#### Task input:
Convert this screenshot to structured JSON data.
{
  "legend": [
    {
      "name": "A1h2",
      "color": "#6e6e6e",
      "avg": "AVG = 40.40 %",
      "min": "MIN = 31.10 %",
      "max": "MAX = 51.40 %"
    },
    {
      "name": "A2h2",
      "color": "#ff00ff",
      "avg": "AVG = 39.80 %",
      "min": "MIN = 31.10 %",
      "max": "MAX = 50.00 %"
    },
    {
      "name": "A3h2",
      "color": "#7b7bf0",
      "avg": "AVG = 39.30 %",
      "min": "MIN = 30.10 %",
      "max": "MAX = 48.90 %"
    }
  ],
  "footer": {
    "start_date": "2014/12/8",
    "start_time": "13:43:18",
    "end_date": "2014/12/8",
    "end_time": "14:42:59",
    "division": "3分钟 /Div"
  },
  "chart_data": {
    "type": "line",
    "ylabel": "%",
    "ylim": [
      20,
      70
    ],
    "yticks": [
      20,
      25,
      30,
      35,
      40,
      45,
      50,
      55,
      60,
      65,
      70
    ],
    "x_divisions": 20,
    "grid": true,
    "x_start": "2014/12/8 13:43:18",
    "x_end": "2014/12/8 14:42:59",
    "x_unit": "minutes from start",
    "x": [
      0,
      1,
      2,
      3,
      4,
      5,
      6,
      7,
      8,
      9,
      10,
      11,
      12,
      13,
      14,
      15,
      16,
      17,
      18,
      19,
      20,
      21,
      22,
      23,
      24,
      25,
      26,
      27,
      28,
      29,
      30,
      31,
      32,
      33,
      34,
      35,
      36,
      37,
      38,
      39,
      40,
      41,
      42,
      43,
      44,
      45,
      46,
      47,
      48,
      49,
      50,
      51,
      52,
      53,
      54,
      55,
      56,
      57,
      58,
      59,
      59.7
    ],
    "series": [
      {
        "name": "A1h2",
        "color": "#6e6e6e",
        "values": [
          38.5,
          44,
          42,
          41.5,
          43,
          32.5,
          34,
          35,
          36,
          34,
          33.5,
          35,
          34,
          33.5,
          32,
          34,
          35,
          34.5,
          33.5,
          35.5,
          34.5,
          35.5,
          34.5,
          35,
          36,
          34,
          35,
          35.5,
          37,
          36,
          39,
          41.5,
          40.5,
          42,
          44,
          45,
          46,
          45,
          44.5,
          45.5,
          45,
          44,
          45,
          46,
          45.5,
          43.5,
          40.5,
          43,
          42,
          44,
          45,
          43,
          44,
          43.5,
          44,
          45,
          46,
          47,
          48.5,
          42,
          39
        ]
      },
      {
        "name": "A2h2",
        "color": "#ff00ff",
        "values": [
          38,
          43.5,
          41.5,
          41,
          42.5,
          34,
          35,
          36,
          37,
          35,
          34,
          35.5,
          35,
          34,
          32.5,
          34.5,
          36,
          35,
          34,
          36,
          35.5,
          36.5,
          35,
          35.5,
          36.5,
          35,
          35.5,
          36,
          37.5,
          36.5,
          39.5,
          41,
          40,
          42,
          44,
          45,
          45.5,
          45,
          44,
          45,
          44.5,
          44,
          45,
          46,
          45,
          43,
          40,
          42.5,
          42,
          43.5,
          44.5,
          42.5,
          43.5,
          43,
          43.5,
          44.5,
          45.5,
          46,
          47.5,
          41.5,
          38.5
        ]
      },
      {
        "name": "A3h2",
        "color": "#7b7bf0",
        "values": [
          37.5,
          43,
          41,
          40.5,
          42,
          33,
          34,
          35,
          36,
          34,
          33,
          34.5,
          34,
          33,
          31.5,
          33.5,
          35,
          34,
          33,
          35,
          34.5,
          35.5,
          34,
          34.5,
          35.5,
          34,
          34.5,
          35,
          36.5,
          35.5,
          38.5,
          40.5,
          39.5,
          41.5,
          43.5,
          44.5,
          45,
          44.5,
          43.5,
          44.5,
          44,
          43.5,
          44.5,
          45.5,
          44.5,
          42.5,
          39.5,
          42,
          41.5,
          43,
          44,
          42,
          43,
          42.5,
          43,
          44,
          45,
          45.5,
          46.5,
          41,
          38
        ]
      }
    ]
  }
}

#### What to work on:
Print every entry exactly as it appears.

#### Solution below:
Convert this screenshot to structured JSON data.
{
  "legend": [
    {
      "name": "A1h2",
      "color": "#6e6e6e",
      "avg": "AVG = 40.40 %",
      "min": "MIN = 31.10 %",
      "max": "MAX = 51.40 %"
    },
    {
      "name": "A2h2",
      "color": "#ff00ff",
      "avg": "AVG = 39.80 %",
      "min": "MIN = 31.10 %",
      "max": "MAX = 50.00 %"
    },
    {
      "name": "A3h2",
      "color": "#7b7bf0",
      "avg": "AVG = 39.30 %",
      "min": "MIN = 30.10 %",
      "max": "MAX = 48.90 %"
    }
  ],
  "footer": {
    "start_date": "2014/12/8",
    "start_time": "13:43:18",
    "end_date": "2014/12/8",
    "end_time": "14:42:59",
    "division": "3分钟 /Div"
  },
  "chart_data": {
    "type": "line",
    "ylabel": "%",
    "ylim": [
      20,
      70
    ],
    "yticks": [
      20,
      25,
      30,
      35,
      40,
      45,
      50,
      55,
      60,
      65,
      70
    ],
    "x_divisions": 20,
    "grid": true,
    "x_start": "2014/12/8 13:43:18",
    "x_end": "2014/12/8 14:42:59",
    "x_unit": "minutes from start",
    "x": [
      0,
      1,
      2,
      3,
      4,
      5,
      6,
      7,
      8,
      9,
      10,
      11,
      12,
      13,
      14,
      15,
      16,
      17,
      18,
      19,
      20,
      21,
      22,
      23,
      24,
      25,
      26,
      27,
      28,
      29,
      30,
      31,
      32,
      33,
      34,
      35,
      36,
      37,
      38,
      39,
      40,
      41,
      42,
      43,
      44,
      45,
      46,
      47,
      48,
      49,
      50,
      51,
      52,
      53,
      54,
      55,
      56,
      57,
      58,
      59,
      59.7
    ],
    "series": [
      {
        "name": "A1h2",
        "color": "#6e6e6e",
        "values": [
          38.5,
          44,
          42,
          41.5,
          43,
          32.5,
          34,
          35,
          36,
          34,
          33.5,
          35,
          34,
          33.5,
          32,
          34,
          35,
          34.5,
          33.5,
          35.5,
          34.5,
          35.5,
          34.5,
          35,
          36,
          34,
          35,
          35.5,
          37,
          36,
          39,
          41.5,
          40.5,
          42,
          44,
          45,
          46,
          45,
          44.5,
          45.5,
          45,
          44,
          45,
          46,
          45.5,
          43.5,
          40.5,
          43,
          42,
          44,
          45,
          43,
          44,
          43.5,
          44,
          45,
          46,
          47,
          48.5,
          42,
          39
        ]
      },
      {
        "name": "A2h2",
        "color": "#ff00ff",
        "values": [
          38,
          43.5,
          41.5,
          41,
          42.5,
          34,
          35,
          36,
          37,
          35,
          34,
          35.5,
          35,
          34,
          32.5,
          34.5,
          36,
          35,
          34,
          36,
          35.5,
          36.5,
          35,
          35.5,
          36.5,
          35,
          35.5,
          36,
          37.5,
          36.5,
          39.5,
          41,
          40,
          42,
          44,
          45,
          45.5,
          45,
          44,
          45,
          44.5,
          44,
          45,
          46,
          45,
          43,
          40,
          42.5,
          42,
          43.5,
          44.5,
          42.5,
          43.5,
          43,
          43.5,
          44.5,
          45.5,
          46,
          47.5,
          41.5,
          38.5
        ]
      },
      {
        "name": "A3h2",
        "color": "#7b7bf0",
        "values": [
          37.5,
          43,
          41,
          40.5,
          42,
          33,
          34,
          35,
          36,
          34,
          33,
          34.5,
          34,
          33,
          31.5,
          33.5,
          35,
          34,
          33,
          35,
          34.5,
          35.5,
          34,
          34.5,
          35.5,
          34,
          34.5,
          35,
          36.5,
          35.5,
          38.5,
          40.5,
          39.5,
          41.5,
          43.5,
          44.5,
          45,
          44.5,
          43.5,
          44.5,
          44,
          43.5,
          44.5,
          45.5,
          44.5,
          42.5,
          39.5,
          42,
          41.5,
          43,
          44,
          42,
          43,
          42.5,
          43,
          44,
          45,
          45.5,
          46.5,
          41,
          38
        ]
      }
    ]
  }
}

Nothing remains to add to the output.